(begin)

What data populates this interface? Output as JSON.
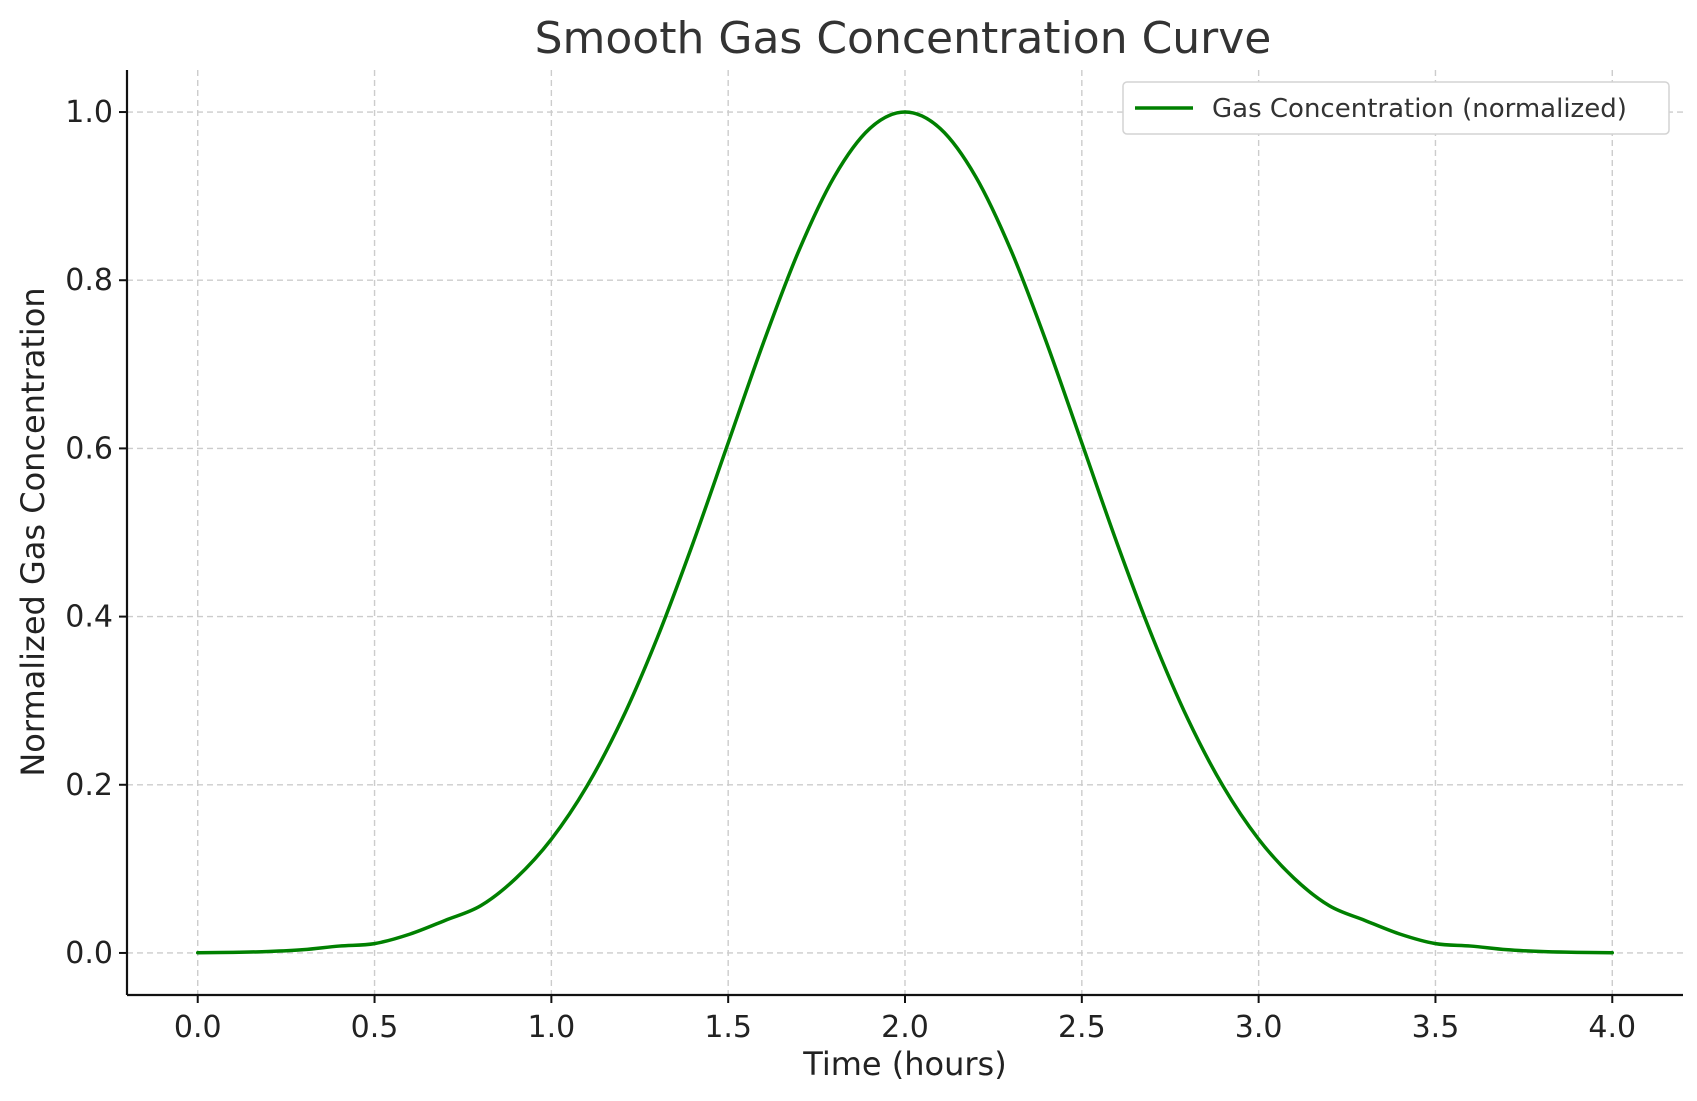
{
  "chart_data": {
    "type": "line",
    "title": "Smooth Gas Concentration Curve",
    "xlabel": "Time (hours)",
    "ylabel": "Normalized Gas Concentration",
    "xlim": [
      -0.2,
      4.2
    ],
    "ylim": [
      -0.05,
      1.05
    ],
    "x_ticks": [
      0.0,
      0.5,
      1.0,
      1.5,
      2.0,
      2.5,
      3.0,
      3.5,
      4.0
    ],
    "x_tick_labels": [
      "0.0",
      "0.5",
      "1.0",
      "1.5",
      "2.0",
      "2.5",
      "3.0",
      "3.5",
      "4.0"
    ],
    "y_ticks": [
      0.0,
      0.2,
      0.4,
      0.6,
      0.8,
      1.0
    ],
    "y_tick_labels": [
      "0.0",
      "0.2",
      "0.4",
      "0.6",
      "0.8",
      "1.0"
    ],
    "grid": true,
    "legend_position": "top-right",
    "series": [
      {
        "name": "Gas Concentration (normalized)",
        "color": "#008000",
        "x": [
          0.0,
          0.1,
          0.2,
          0.3,
          0.4,
          0.5,
          0.6,
          0.7,
          0.8,
          0.9,
          1.0,
          1.1,
          1.2,
          1.3,
          1.4,
          1.5,
          1.6,
          1.7,
          1.8,
          1.9,
          2.0,
          2.1,
          2.2,
          2.3,
          2.4,
          2.5,
          2.6,
          2.7,
          2.8,
          2.9,
          3.0,
          3.1,
          3.2,
          3.3,
          3.4,
          3.5,
          3.6,
          3.7,
          3.8,
          3.9,
          4.0
        ],
        "y": [
          0.0003,
          0.0007,
          0.0017,
          0.0039,
          0.0082,
          0.0111,
          0.0224,
          0.0388,
          0.0561,
          0.0889,
          0.1353,
          0.1979,
          0.278,
          0.3753,
          0.4868,
          0.6065,
          0.7261,
          0.8353,
          0.9231,
          0.9802,
          1.0,
          0.9802,
          0.9231,
          0.8353,
          0.7261,
          0.6065,
          0.4868,
          0.3753,
          0.278,
          0.1979,
          0.1353,
          0.0889,
          0.0561,
          0.0388,
          0.0224,
          0.0111,
          0.0082,
          0.0039,
          0.0017,
          0.0007,
          0.0003
        ]
      }
    ]
  }
}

(end)

## Exercise directions:
Write out the listing word for word, omitting the pictures it holds.

## Full solution:
What data populates this interface? Output as JSON.
{
  "chart_data": {
    "type": "line",
    "title": "Smooth Gas Concentration Curve",
    "xlabel": "Time (hours)",
    "ylabel": "Normalized Gas Concentration",
    "xlim": [
      -0.2,
      4.2
    ],
    "ylim": [
      -0.05,
      1.05
    ],
    "x_ticks": [
      0.0,
      0.5,
      1.0,
      1.5,
      2.0,
      2.5,
      3.0,
      3.5,
      4.0
    ],
    "x_tick_labels": [
      "0.0",
      "0.5",
      "1.0",
      "1.5",
      "2.0",
      "2.5",
      "3.0",
      "3.5",
      "4.0"
    ],
    "y_ticks": [
      0.0,
      0.2,
      0.4,
      0.6,
      0.8,
      1.0
    ],
    "y_tick_labels": [
      "0.0",
      "0.2",
      "0.4",
      "0.6",
      "0.8",
      "1.0"
    ],
    "grid": true,
    "legend_position": "top-right",
    "series": [
      {
        "name": "Gas Concentration (normalized)",
        "color": "#008000",
        "x": [
          0.0,
          0.1,
          0.2,
          0.3,
          0.4,
          0.5,
          0.6,
          0.7,
          0.8,
          0.9,
          1.0,
          1.1,
          1.2,
          1.3,
          1.4,
          1.5,
          1.6,
          1.7,
          1.8,
          1.9,
          2.0,
          2.1,
          2.2,
          2.3,
          2.4,
          2.5,
          2.6,
          2.7,
          2.8,
          2.9,
          3.0,
          3.1,
          3.2,
          3.3,
          3.4,
          3.5,
          3.6,
          3.7,
          3.8,
          3.9,
          4.0
        ],
        "y": [
          0.0003,
          0.0007,
          0.0017,
          0.0039,
          0.0082,
          0.0111,
          0.0224,
          0.0388,
          0.0561,
          0.0889,
          0.1353,
          0.1979,
          0.278,
          0.3753,
          0.4868,
          0.6065,
          0.7261,
          0.8353,
          0.9231,
          0.9802,
          1.0,
          0.9802,
          0.9231,
          0.8353,
          0.7261,
          0.6065,
          0.4868,
          0.3753,
          0.278,
          0.1979,
          0.1353,
          0.0889,
          0.0561,
          0.0388,
          0.0224,
          0.0111,
          0.0082,
          0.0039,
          0.0017,
          0.0007,
          0.0003
        ]
      }
    ]
  }
}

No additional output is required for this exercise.